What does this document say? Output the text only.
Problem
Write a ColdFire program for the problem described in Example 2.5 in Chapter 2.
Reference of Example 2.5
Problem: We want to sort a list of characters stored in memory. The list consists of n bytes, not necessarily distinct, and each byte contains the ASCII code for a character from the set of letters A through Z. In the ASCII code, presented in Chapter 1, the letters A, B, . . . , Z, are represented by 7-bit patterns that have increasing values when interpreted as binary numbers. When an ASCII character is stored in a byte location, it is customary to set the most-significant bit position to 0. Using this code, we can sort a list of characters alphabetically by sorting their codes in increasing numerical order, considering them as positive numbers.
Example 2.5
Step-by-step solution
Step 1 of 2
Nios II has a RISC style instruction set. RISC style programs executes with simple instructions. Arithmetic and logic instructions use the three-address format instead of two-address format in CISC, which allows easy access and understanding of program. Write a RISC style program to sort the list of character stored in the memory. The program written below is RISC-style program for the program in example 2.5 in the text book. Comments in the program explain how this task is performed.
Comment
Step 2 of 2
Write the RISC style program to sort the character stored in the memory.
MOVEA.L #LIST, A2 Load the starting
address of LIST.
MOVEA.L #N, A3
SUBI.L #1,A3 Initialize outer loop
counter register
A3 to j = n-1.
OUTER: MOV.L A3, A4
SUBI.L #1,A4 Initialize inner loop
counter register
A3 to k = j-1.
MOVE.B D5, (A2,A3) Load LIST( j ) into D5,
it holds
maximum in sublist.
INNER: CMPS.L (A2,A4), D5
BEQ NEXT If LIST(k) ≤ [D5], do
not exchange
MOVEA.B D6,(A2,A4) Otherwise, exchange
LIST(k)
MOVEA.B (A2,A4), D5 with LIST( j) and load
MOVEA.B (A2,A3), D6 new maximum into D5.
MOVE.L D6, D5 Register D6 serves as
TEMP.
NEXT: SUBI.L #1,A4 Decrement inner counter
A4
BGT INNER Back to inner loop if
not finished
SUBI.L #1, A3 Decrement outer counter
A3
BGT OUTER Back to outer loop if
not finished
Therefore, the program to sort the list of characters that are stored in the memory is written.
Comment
☆ ☆ ☆ ☆ ☆ ☆ ☆
• **Exercise directions**: From the entries above, copy out every line where the string "text" appears.

• **Result below**:
What does this document say? Output the text only.
Nios II has a RISC style instruction set. RISC style programs executes with simple instructions. Arithmetic and logic instructions use the three-address format instead of two-address format in CISC, which allows easy access and understanding of program. Write a RISC style program to sort the list of character stored in the memory. The program written below is RISC-style program for the program in example 2.5 in the text book. Comments in the program explain how this task is performed.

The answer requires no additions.